# [Written task]
Locate every line in the records below that contains the word "Operation", and copy each one.

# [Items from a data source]
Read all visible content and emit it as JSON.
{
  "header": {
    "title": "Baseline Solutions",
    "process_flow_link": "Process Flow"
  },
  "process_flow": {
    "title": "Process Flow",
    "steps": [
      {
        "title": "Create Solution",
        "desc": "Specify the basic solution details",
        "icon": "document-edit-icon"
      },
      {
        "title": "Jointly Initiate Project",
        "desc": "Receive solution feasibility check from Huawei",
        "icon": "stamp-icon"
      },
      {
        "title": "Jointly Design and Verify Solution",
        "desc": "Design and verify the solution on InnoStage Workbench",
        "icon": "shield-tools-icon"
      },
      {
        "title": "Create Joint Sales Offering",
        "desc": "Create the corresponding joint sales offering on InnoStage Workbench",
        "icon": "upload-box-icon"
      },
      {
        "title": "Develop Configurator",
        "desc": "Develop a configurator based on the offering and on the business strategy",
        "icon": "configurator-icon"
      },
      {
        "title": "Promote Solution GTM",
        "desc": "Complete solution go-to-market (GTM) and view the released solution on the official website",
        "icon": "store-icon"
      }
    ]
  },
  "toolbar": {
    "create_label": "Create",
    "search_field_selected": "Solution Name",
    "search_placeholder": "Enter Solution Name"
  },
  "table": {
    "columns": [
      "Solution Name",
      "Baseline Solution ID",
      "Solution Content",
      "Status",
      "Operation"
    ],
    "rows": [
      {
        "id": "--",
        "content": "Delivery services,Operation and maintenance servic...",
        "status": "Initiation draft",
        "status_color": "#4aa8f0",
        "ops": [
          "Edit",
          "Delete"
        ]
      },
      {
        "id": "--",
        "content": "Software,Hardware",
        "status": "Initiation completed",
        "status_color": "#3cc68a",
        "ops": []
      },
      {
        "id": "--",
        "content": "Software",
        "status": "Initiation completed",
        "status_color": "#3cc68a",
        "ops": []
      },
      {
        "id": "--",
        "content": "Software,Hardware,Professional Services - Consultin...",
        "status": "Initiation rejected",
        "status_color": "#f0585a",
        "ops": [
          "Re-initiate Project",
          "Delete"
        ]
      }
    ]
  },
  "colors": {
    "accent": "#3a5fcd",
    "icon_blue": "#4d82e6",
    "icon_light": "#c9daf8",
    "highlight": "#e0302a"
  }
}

# [Problem solution]
      "Operation"
        "content": "Delivery services,Operation and maintenance servic...",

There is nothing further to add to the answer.